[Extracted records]
------------------------
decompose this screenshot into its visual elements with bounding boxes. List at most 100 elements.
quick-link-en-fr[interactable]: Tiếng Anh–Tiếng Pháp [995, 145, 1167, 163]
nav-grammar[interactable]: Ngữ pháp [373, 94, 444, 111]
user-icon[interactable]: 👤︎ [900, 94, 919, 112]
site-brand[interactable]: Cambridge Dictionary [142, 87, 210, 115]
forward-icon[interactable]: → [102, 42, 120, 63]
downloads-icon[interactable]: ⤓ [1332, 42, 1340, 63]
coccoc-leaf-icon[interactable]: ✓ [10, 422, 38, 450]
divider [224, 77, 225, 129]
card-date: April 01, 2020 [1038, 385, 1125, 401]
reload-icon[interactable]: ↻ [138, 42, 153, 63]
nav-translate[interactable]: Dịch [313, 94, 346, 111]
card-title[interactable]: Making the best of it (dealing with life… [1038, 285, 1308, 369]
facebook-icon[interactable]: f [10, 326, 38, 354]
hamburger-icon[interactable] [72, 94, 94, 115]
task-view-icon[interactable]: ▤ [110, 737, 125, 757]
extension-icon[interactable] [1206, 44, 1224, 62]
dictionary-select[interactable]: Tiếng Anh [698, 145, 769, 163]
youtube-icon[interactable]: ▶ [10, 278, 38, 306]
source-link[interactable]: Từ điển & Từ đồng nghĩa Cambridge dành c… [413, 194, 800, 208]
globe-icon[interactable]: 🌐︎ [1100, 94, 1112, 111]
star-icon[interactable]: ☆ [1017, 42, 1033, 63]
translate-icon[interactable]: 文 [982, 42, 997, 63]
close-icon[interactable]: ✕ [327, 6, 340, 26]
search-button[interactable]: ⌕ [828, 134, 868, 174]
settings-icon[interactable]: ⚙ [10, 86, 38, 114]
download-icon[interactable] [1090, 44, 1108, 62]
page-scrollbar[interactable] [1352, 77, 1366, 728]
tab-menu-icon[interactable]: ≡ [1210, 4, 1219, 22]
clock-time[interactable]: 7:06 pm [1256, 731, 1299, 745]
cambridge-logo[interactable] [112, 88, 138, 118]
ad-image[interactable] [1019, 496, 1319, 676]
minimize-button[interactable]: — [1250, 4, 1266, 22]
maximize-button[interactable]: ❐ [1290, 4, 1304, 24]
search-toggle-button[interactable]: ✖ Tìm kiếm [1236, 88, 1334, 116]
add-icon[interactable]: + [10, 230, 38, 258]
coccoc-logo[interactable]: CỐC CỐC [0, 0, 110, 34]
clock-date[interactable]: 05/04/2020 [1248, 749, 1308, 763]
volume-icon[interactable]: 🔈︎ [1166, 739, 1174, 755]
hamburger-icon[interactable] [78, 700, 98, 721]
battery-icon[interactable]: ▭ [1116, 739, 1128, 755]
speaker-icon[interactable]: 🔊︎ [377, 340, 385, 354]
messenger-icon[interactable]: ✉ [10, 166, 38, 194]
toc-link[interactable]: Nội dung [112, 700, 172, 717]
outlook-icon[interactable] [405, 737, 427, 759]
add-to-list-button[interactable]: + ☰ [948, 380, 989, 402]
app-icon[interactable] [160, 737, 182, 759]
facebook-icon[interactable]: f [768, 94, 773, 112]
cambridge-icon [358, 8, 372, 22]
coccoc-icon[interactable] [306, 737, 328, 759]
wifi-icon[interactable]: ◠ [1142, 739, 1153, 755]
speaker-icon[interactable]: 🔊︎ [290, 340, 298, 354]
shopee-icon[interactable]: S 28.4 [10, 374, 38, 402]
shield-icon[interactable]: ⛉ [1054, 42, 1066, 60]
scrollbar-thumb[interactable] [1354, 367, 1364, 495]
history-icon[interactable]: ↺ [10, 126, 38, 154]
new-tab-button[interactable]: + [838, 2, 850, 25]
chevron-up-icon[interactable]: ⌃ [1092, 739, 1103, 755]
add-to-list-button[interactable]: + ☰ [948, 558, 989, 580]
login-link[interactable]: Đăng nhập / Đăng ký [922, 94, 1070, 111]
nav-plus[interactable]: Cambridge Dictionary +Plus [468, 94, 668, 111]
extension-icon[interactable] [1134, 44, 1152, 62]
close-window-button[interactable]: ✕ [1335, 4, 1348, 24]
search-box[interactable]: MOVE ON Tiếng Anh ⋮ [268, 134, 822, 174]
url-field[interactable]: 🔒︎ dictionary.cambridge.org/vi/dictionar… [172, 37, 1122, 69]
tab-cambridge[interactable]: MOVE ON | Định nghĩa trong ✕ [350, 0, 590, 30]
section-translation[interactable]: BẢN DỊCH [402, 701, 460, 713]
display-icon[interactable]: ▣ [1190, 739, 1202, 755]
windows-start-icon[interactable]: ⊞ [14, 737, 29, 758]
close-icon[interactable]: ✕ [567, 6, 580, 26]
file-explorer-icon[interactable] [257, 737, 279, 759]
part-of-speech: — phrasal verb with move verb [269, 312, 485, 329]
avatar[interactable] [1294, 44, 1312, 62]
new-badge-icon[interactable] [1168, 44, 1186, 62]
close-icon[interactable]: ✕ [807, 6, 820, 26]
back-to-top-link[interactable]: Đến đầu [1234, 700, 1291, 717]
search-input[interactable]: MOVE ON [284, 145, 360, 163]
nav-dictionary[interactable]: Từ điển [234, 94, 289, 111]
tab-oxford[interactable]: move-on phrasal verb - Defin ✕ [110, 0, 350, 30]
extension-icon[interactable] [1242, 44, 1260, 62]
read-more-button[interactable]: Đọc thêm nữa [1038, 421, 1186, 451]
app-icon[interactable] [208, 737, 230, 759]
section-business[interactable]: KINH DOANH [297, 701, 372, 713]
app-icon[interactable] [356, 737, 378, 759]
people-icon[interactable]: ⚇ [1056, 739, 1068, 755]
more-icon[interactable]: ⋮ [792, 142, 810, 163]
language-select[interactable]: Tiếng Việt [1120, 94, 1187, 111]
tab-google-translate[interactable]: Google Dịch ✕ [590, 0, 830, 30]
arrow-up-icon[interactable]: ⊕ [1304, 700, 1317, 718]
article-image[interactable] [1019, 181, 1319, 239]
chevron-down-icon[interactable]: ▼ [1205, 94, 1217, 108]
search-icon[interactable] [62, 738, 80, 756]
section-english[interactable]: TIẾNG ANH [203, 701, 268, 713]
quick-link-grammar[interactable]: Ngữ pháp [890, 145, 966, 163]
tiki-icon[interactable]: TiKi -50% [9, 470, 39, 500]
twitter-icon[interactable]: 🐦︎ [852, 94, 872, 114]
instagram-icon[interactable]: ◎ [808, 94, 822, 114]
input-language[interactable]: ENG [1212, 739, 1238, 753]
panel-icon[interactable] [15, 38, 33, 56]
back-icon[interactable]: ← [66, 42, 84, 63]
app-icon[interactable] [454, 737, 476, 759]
------------------------
→ WHAT THE EXERCISE ASKS
Print the items again word for word, from their first line through the line that contains "divider [224, 77, 225, 129]", with both of those lines included.

→ RESULT
decompose this screenshot into its visual elements with bounding boxes. List at most 100 elements.
quick-link-en-fr[interactable]: Tiếng Anh–Tiếng Pháp [995, 145, 1167, 163]
nav-grammar[interactable]: Ngữ pháp [373, 94, 444, 111]
user-icon[interactable]: 👤︎ [900, 94, 919, 112]
site-brand[interactable]: Cambridge Dictionary [142, 87, 210, 115]
forward-icon[interactable]: → [102, 42, 120, 63]
downloads-icon[interactable]: ⤓ [1332, 42, 1340, 63]
coccoc-leaf-icon[interactable]: ✓ [10, 422, 38, 450]
divider [224, 77, 225, 129]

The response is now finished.